• Your instructions: Reproduce the entries below with "Network Size" changed to "Number of Nodes" and everything else left as it is. Omit the pictures from your answer.

• Source data:

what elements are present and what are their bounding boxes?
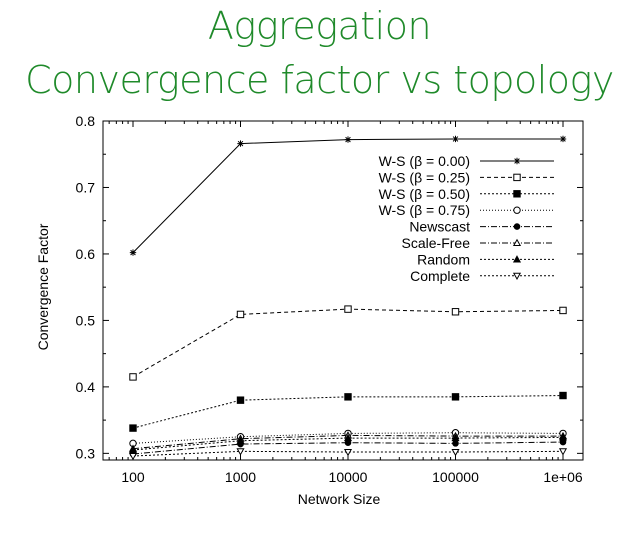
data-point bbox=[558, 433, 568, 441]
legend-label: W-S (β = 0.75) bbox=[379, 202, 470, 218]
data-point bbox=[343, 433, 353, 442]
legend-label: W-S (β = 0.00) bbox=[379, 153, 470, 169]
legend-label: W-S (β = 0.50) bbox=[379, 186, 470, 202]
legend-label: W-S (β = 0.25) bbox=[379, 169, 470, 185]
data-point bbox=[512, 238, 522, 247]
y-tick-label: 0.4 bbox=[76, 379, 96, 395]
y-tick-label: 0.5 bbox=[76, 312, 96, 328]
data-point bbox=[512, 255, 522, 263]
data-point bbox=[513, 173, 521, 182]
data-point bbox=[451, 448, 460, 457]
legend-label: Newscast bbox=[409, 219, 470, 235]
chart-legend: W-S (β = 0.00)W-S (β = 0.25)W-S (β = 0.5… bbox=[379, 153, 554, 284]
data-point bbox=[559, 306, 567, 315]
data-point bbox=[128, 445, 138, 454]
data-point bbox=[236, 436, 245, 444]
data-point bbox=[451, 308, 460, 316]
y-axis-label: Convergence Factor bbox=[35, 223, 51, 350]
data-point bbox=[129, 373, 137, 381]
x-tick-label: 1000 bbox=[225, 469, 256, 485]
data-point bbox=[236, 310, 245, 319]
series-line-1 bbox=[132, 308, 564, 378]
chart-series-lines bbox=[132, 138, 564, 457]
data-point bbox=[344, 393, 352, 401]
data-point bbox=[344, 305, 352, 313]
data-point bbox=[343, 448, 353, 457]
series-line-4 bbox=[132, 441, 564, 455]
data-point bbox=[344, 136, 352, 143]
data-point bbox=[236, 448, 245, 456]
x-tick-label: 1e+06 bbox=[543, 469, 583, 485]
data-point bbox=[558, 448, 568, 456]
data-point bbox=[129, 424, 137, 432]
legend-label: Complete bbox=[410, 268, 470, 284]
data-point bbox=[512, 272, 522, 281]
y-tick-label: 0.6 bbox=[76, 246, 96, 262]
data-point bbox=[513, 223, 521, 230]
x-tick-label: 100000 bbox=[432, 469, 479, 485]
data-point bbox=[451, 393, 460, 401]
y-tick-label: 0.7 bbox=[76, 179, 96, 195]
data-point bbox=[559, 391, 567, 400]
legend-label: Scale-Free bbox=[402, 235, 471, 251]
data-point bbox=[513, 206, 521, 214]
chart-series-markers bbox=[128, 135, 568, 461]
data-point bbox=[451, 433, 460, 442]
y-tick-label: 0.3 bbox=[76, 445, 96, 461]
data-point bbox=[129, 249, 137, 256]
data-point bbox=[452, 440, 459, 447]
data-point bbox=[128, 452, 138, 461]
data-point bbox=[513, 157, 521, 165]
data-point bbox=[559, 135, 567, 143]
series-line-2 bbox=[132, 395, 564, 429]
slide-title-line2: Convergence factor vs topology bbox=[25, 58, 614, 102]
data-point bbox=[513, 190, 521, 198]
plot-frame bbox=[102, 120, 584, 461]
x-tick-label: 10000 bbox=[329, 469, 368, 485]
x-axis-label: Network Size bbox=[298, 491, 381, 507]
chart-axes: 0.3 0.4 0.5 0.6 0.7 0.8 100 1000 10000 100000 1e+0… bbox=[76, 113, 584, 485]
slide-title-line1: Aggregation bbox=[207, 4, 432, 48]
series-line-5 bbox=[132, 434, 563, 450]
data-point bbox=[452, 135, 459, 143]
series-line-0 bbox=[132, 138, 563, 253]
legend-label: Random bbox=[417, 251, 470, 267]
data-point bbox=[237, 140, 244, 147]
x-tick-label: 100 bbox=[121, 469, 145, 485]
data-point bbox=[236, 396, 245, 404]
y-tick-label: 0.8 bbox=[76, 113, 96, 129]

• Finished exercise:
what elements are present and what are their bounding boxes?
data-point bbox=[558, 433, 568, 441]
legend-label: W-S (β = 0.75) bbox=[379, 202, 470, 218]
data-point bbox=[343, 433, 353, 442]
legend-label: W-S (β = 0.00) bbox=[379, 153, 470, 169]
legend-label: W-S (β = 0.50) bbox=[379, 186, 470, 202]
legend-label: W-S (β = 0.25) bbox=[379, 169, 470, 185]
data-point bbox=[512, 238, 522, 247]
y-tick-label: 0.4 bbox=[76, 379, 96, 395]
y-tick-label: 0.5 bbox=[76, 312, 96, 328]
data-point bbox=[512, 255, 522, 263]
data-point bbox=[513, 173, 521, 182]
data-point bbox=[451, 448, 460, 457]
legend-label: Newscast bbox=[409, 219, 470, 235]
chart-legend: W-S (β = 0.00)W-S (β = 0.25)W-S (β = 0.5… bbox=[379, 153, 554, 284]
data-point bbox=[559, 306, 567, 315]
data-point bbox=[128, 445, 138, 454]
data-point bbox=[236, 436, 245, 444]
data-point bbox=[451, 308, 460, 316]
y-axis-label: Convergence Factor bbox=[35, 223, 51, 350]
data-point bbox=[129, 373, 137, 381]
x-tick-label: 1000 bbox=[225, 469, 256, 485]
data-point bbox=[236, 310, 245, 319]
series-line-1 bbox=[132, 308, 564, 378]
chart-series-lines bbox=[132, 138, 564, 457]
data-point bbox=[344, 393, 352, 401]
data-point bbox=[344, 305, 352, 313]
data-point bbox=[343, 448, 353, 457]
series-line-4 bbox=[132, 441, 564, 455]
data-point bbox=[344, 136, 352, 143]
data-point bbox=[236, 448, 245, 456]
x-tick-label: 1e+06 bbox=[543, 469, 583, 485]
data-point bbox=[558, 448, 568, 456]
data-point bbox=[129, 424, 137, 432]
legend-label: Complete bbox=[410, 268, 470, 284]
data-point bbox=[512, 272, 522, 281]
y-tick-label: 0.6 bbox=[76, 246, 96, 262]
data-point bbox=[513, 223, 521, 230]
x-tick-label: 100000 bbox=[432, 469, 479, 485]
data-point bbox=[451, 393, 460, 401]
y-tick-label: 0.7 bbox=[76, 179, 96, 195]
data-point bbox=[559, 391, 567, 400]
legend-label: Scale-Free bbox=[402, 235, 471, 251]
data-point bbox=[513, 206, 521, 214]
chart-series-markers bbox=[128, 135, 568, 461]
data-point bbox=[451, 433, 460, 442]
y-tick-label: 0.3 bbox=[76, 445, 96, 461]
data-point bbox=[129, 249, 137, 256]
data-point bbox=[452, 440, 459, 447]
data-point bbox=[128, 452, 138, 461]
data-point bbox=[513, 157, 521, 165]
data-point bbox=[559, 135, 567, 143]
series-line-2 bbox=[132, 395, 564, 429]
slide-title-line2: Convergence factor vs topology bbox=[25, 58, 614, 102]
data-point bbox=[513, 190, 521, 198]
plot-frame bbox=[102, 120, 584, 461]
x-tick-label: 10000 bbox=[329, 469, 368, 485]
x-axis-label: Number of Nodes bbox=[298, 491, 381, 507]
chart-axes: 0.3 0.4 0.5 0.6 0.7 0.8 100 1000 10000 100000 1e+0… bbox=[76, 113, 584, 485]
slide-title-line1: Aggregation bbox=[207, 4, 432, 48]
series-line-5 bbox=[132, 434, 563, 450]
data-point bbox=[452, 135, 459, 143]
series-line-0 bbox=[132, 138, 563, 253]
legend-label: Random bbox=[417, 251, 470, 267]
data-point bbox=[237, 140, 244, 147]
x-tick-label: 100 bbox=[121, 469, 145, 485]
data-point bbox=[236, 396, 245, 404]
y-tick-label: 0.8 bbox=[76, 113, 96, 129]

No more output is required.